Given passage:
>>>>>
# Dubai — Quantum accurate bond inference and partial charge calculations

This notebook will walk us through getting quantum-accurate bond inference and Mulliken partial charge calculations for a SMILES string retrieved from PubChem.

# 0) Complete example
See the [sample notebook](/Quickstarts/ligand_bond_inference_and_partial_charge_calculation-sample.ipynb) for a complete demonstration.

# 1) Setup
See [Quickstart](../index.ipynb#imports) for more details on the setup.

## 1.0) Imports

In [None]:
import os
import json
from pathlib import Path

import requests
import rush

## 1.1) Configuration


In [None]:
TOKEN = os.getenv("RUSH_TOKEN")
# You might have a custom deployment url, by default it will use
# https://tengu.qdx.ai
RUSH_URL = os.getenv("RUSH_URL")

In [None]:
DESCRIPTION = "quantum-bond-inference-notebook"
TAGS = ["rush-py", "dubai", "convert"]
WORK_DIR = Path.home() / "qdx" / "dubai-rush-py-demo"
<<<<<
Excerpted data:
>>>>>
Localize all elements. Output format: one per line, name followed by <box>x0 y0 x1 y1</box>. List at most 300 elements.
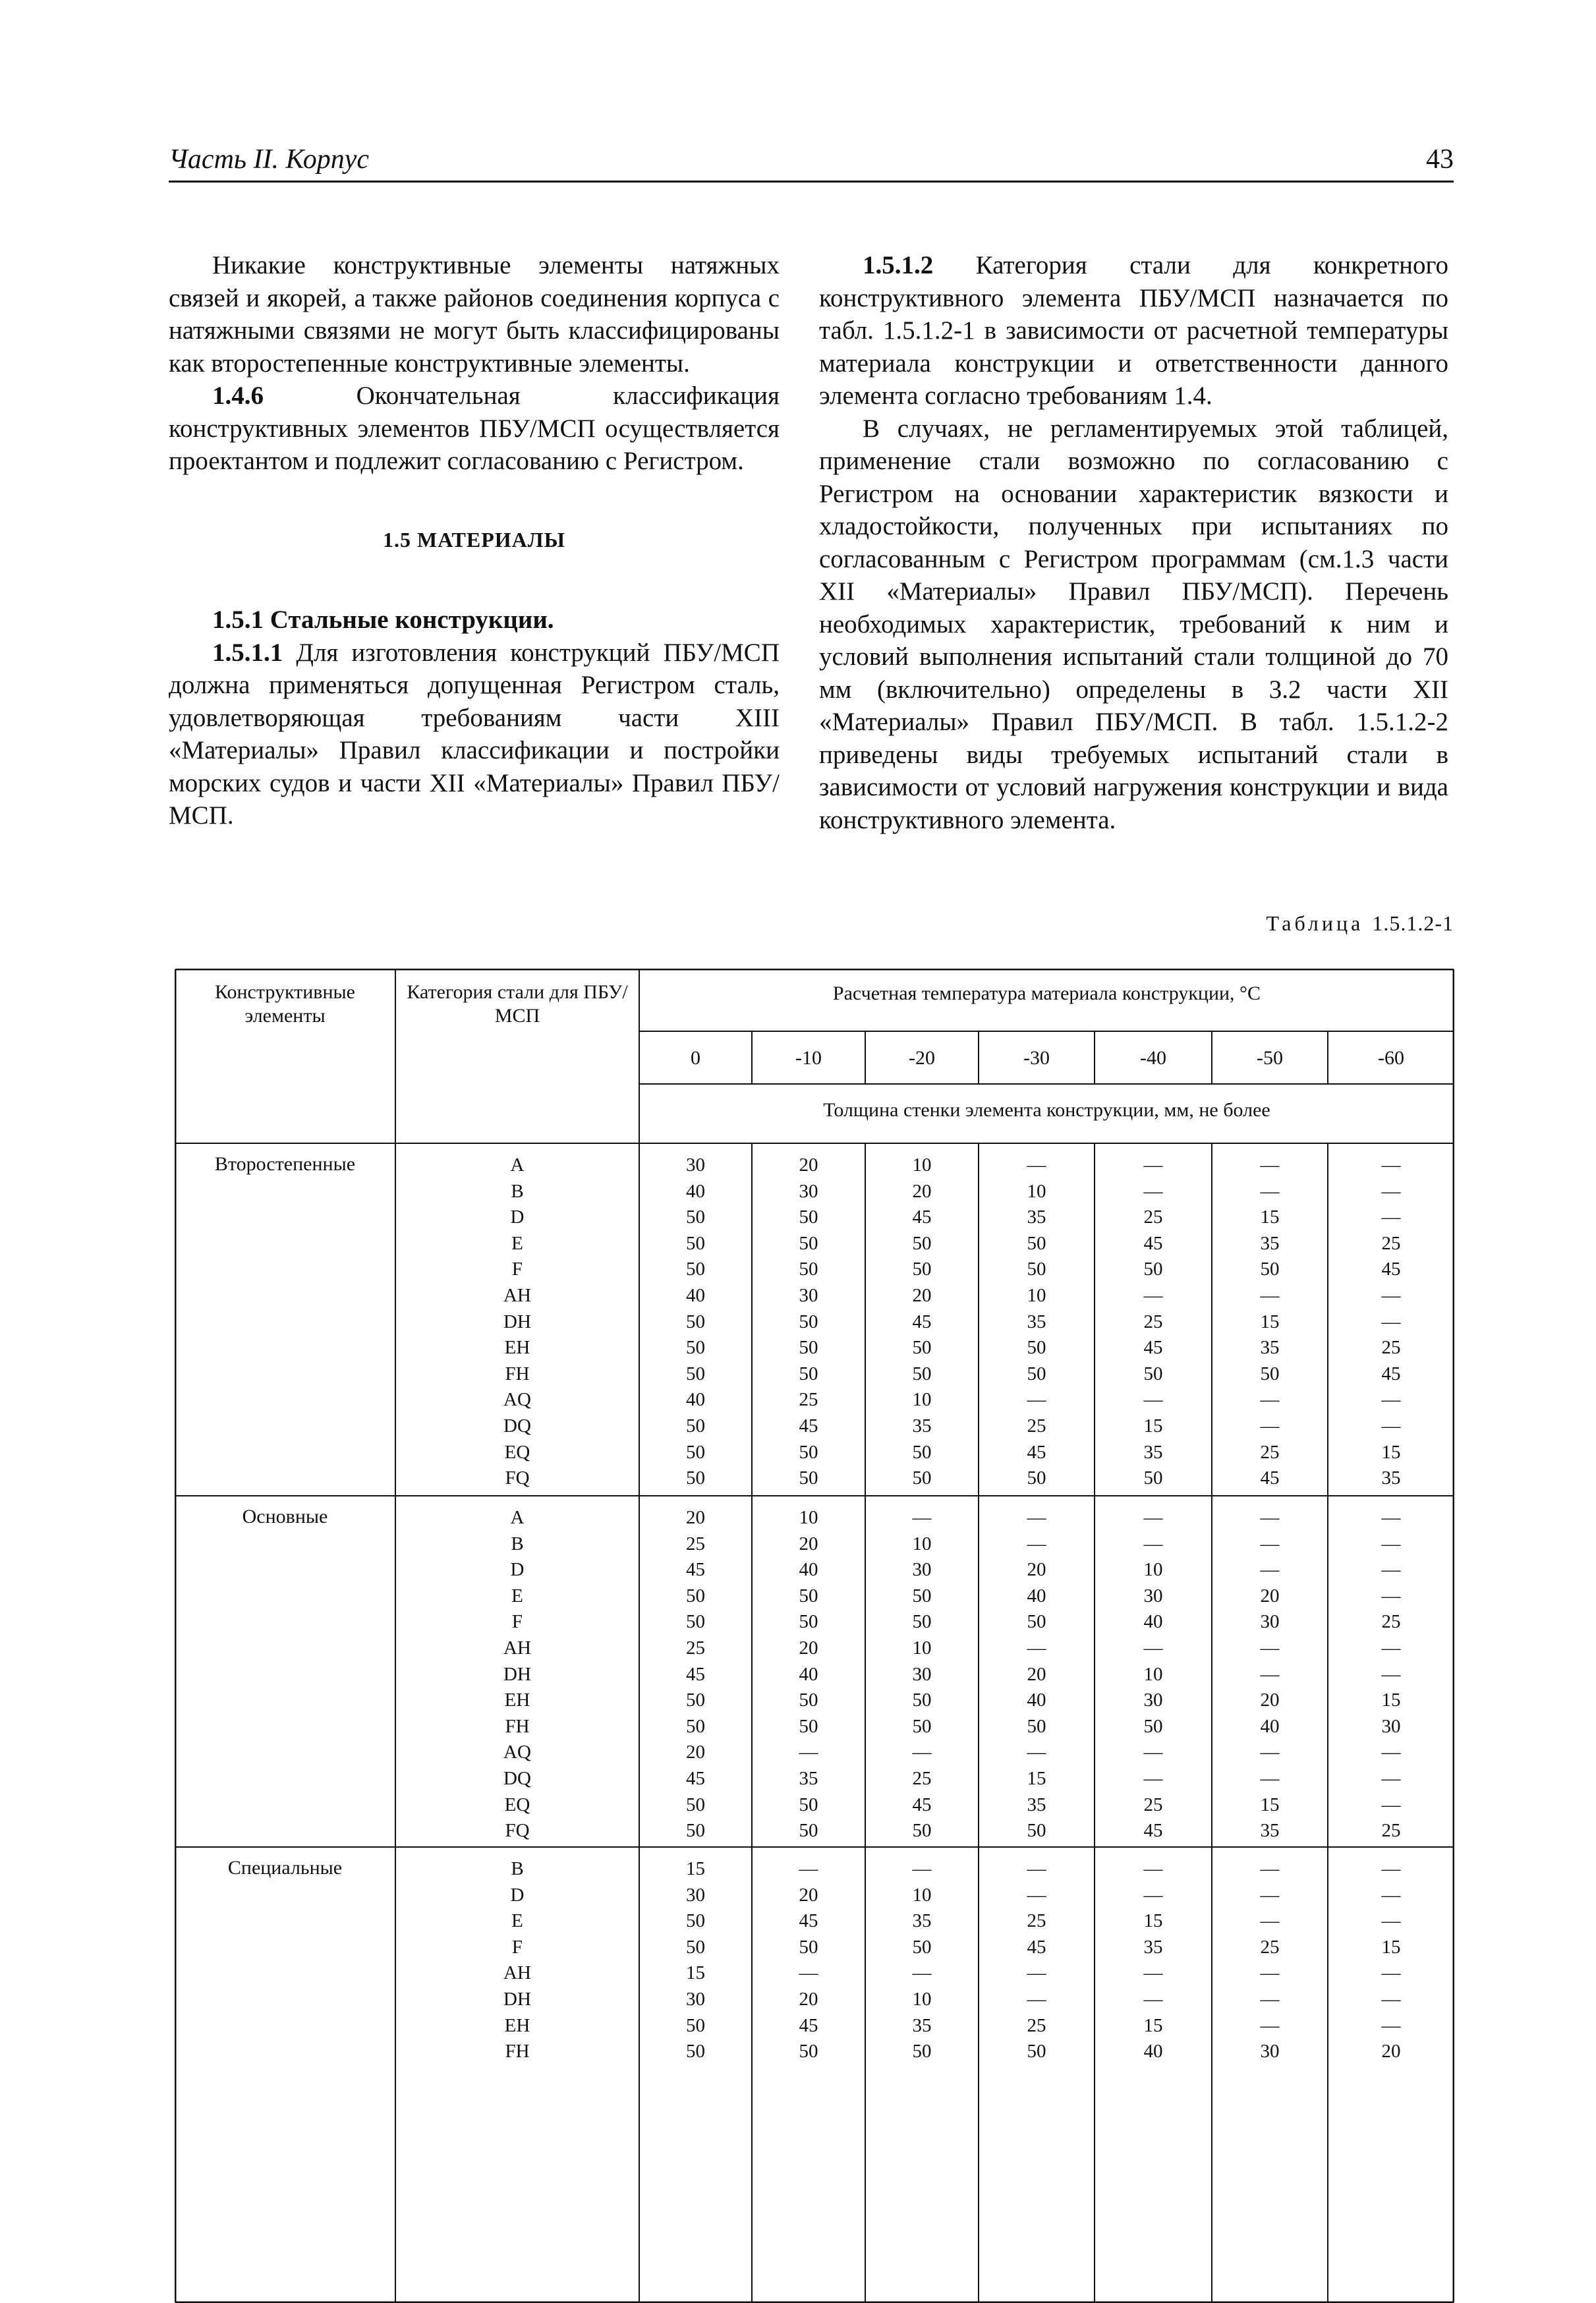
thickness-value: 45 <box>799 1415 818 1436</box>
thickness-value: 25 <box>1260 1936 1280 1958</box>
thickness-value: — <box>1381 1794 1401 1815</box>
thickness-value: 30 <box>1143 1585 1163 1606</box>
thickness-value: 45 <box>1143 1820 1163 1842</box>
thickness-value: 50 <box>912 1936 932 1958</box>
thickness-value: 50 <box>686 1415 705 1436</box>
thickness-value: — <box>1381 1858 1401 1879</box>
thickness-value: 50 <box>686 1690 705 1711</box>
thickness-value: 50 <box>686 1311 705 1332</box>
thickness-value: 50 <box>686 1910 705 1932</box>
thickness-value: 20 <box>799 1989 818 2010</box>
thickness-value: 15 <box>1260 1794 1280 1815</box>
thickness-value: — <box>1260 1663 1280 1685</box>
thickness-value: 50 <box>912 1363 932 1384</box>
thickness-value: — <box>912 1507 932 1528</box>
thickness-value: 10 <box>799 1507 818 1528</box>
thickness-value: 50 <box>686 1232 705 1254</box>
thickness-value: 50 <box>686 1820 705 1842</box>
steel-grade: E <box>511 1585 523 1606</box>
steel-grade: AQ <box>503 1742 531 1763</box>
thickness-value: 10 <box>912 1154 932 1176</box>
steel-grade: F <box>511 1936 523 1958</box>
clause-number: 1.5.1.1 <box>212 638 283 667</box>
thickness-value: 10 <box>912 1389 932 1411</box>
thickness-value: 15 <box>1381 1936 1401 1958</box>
<<<<<
To be done: Please continue the Dubai bond inference and partial charge notebook from its last line.

The answer:
## 1.2) Build your client

In [None]:
# |hide
if WORK_DIR.exists():
    client = rush.Provider(workspace=WORK_DIR, access_token=TOKEN, url=RUSH_URL)
    await client.nuke(remote=False)

In [None]:
os.makedirs(WORK_DIR, exist_ok=True)

client = await rush.build_provider_with_functions(
    access_token=TOKEN, url=RUSH_URL, workspace=WORK_DIR, batch_tags=TAGS
)

In [None]:
# | hide
client = await rush.build_provider_with_functions(
    access_token=TOKEN,
    url=RUSH_URL,
    workspace=WORK_DIR,
    batch_tags=TAGS,
    restore_by_default=True,
)

# 2) Preparation

## 2.0) Download Aspirin SDF from PubChem

In [None]:
# Convert aspirin to a QDXF file so we can use it for this demo
SMILES_STRING = "CC(=O)OC1=CC=CC=C1C(=O)O"
SDF_LINK = f"https://pubchem.ncbi.nlm.nih.gov/rest/pug/compound/smiles/{SMILES_STRING}/record/SDF?record_type=3d"

file_path = f"{WORK_DIR}/aspirin.sdf"
with open(file_path, "wb") as f:
    f.write(requests.get(SDF_LINK).content)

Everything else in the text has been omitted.